# START OF EXTRACTED DATA
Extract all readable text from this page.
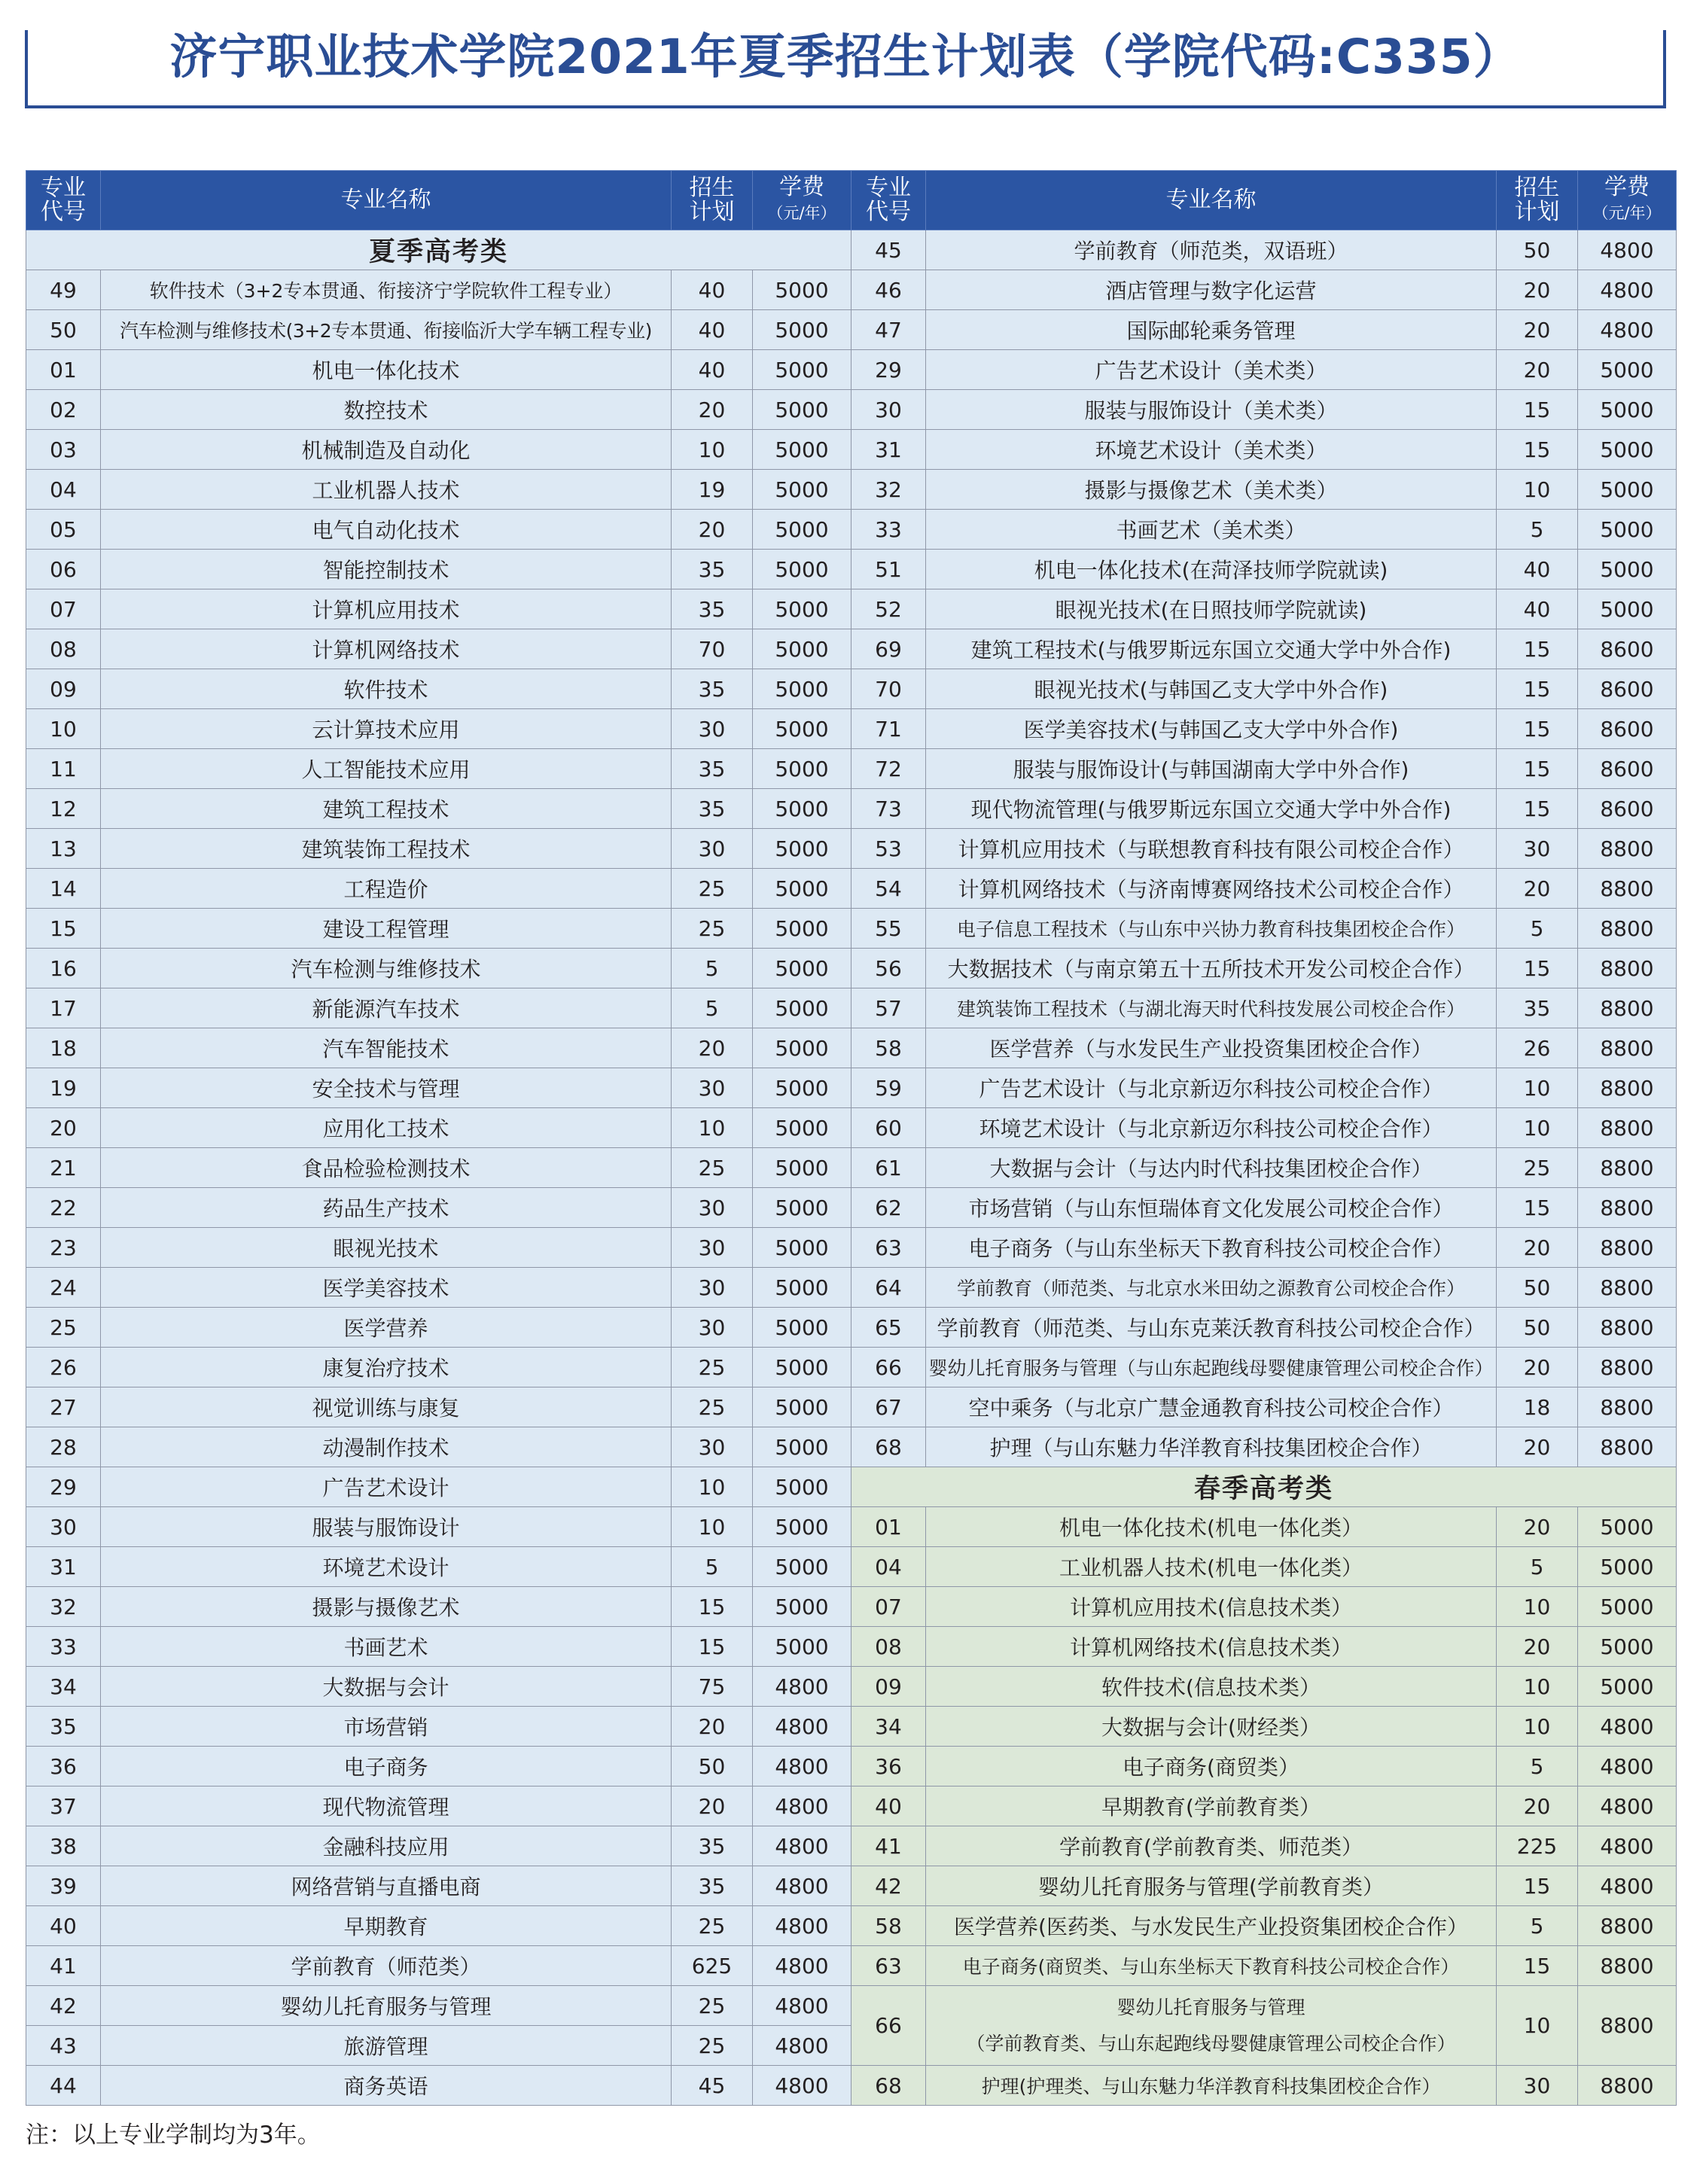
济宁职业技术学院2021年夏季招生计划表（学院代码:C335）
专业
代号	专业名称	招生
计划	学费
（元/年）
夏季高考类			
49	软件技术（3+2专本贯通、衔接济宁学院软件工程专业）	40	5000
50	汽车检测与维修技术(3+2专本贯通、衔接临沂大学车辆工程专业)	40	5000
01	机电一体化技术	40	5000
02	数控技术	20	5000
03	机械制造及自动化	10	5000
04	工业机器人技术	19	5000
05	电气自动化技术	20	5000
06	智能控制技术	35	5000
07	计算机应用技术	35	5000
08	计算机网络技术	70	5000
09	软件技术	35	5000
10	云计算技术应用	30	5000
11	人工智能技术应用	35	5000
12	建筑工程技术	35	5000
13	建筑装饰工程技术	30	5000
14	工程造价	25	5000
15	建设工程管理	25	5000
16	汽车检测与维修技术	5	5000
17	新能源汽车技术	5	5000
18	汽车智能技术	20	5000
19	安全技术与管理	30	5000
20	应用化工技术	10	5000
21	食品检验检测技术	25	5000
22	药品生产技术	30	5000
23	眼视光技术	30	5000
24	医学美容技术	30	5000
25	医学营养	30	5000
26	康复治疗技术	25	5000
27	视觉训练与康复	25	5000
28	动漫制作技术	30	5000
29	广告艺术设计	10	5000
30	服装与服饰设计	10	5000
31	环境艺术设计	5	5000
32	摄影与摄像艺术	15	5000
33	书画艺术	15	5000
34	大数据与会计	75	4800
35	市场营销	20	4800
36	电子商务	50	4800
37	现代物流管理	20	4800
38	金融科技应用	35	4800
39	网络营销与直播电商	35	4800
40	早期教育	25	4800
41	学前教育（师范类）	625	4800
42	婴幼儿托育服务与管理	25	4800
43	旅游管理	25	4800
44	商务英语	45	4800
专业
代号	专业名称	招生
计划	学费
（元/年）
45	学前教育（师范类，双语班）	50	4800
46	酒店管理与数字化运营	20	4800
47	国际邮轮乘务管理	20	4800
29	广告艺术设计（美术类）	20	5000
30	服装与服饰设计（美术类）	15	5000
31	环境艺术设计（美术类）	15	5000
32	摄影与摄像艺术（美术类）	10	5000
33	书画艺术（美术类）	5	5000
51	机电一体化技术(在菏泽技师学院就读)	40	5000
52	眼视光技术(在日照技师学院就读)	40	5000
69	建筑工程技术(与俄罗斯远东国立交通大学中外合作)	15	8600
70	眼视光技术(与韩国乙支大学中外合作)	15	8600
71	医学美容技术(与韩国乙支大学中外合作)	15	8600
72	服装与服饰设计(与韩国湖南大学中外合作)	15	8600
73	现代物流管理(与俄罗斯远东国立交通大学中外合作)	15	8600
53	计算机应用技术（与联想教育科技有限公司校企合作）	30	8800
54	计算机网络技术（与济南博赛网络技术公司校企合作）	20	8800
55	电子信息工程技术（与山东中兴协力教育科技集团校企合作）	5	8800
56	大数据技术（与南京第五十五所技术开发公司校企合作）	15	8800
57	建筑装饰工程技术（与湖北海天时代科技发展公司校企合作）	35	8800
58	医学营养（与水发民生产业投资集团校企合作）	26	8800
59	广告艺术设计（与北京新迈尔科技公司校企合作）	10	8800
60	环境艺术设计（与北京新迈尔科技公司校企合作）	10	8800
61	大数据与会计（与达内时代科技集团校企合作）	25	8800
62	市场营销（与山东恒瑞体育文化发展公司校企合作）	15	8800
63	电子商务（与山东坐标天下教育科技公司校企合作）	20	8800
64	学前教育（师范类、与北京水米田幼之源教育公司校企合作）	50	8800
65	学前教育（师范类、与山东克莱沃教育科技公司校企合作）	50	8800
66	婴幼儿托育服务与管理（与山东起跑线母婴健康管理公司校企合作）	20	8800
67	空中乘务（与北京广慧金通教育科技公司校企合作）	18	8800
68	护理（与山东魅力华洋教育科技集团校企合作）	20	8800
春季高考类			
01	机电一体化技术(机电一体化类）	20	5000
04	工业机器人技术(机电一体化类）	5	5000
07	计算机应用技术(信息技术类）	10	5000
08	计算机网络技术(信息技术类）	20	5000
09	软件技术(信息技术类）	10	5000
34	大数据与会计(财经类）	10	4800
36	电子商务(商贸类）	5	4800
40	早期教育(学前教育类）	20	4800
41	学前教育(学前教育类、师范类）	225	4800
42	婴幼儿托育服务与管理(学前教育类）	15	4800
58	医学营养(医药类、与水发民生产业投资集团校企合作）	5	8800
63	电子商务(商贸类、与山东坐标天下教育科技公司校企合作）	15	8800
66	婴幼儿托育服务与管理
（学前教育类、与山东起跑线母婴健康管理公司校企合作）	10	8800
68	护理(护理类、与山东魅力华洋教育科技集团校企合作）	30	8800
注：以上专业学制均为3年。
# END OF EXTRACTED DATA
> _REQUIRED WORK_: Return every line holding the word "服装与服饰设计" from the records.

> _EXPECTED ANSWER_:
30	服装与服饰设计	10	5000
30	服装与服饰设计（美术类）	15	5000
72	服装与服饰设计(与韩国湖南大学中外合作)	15	8600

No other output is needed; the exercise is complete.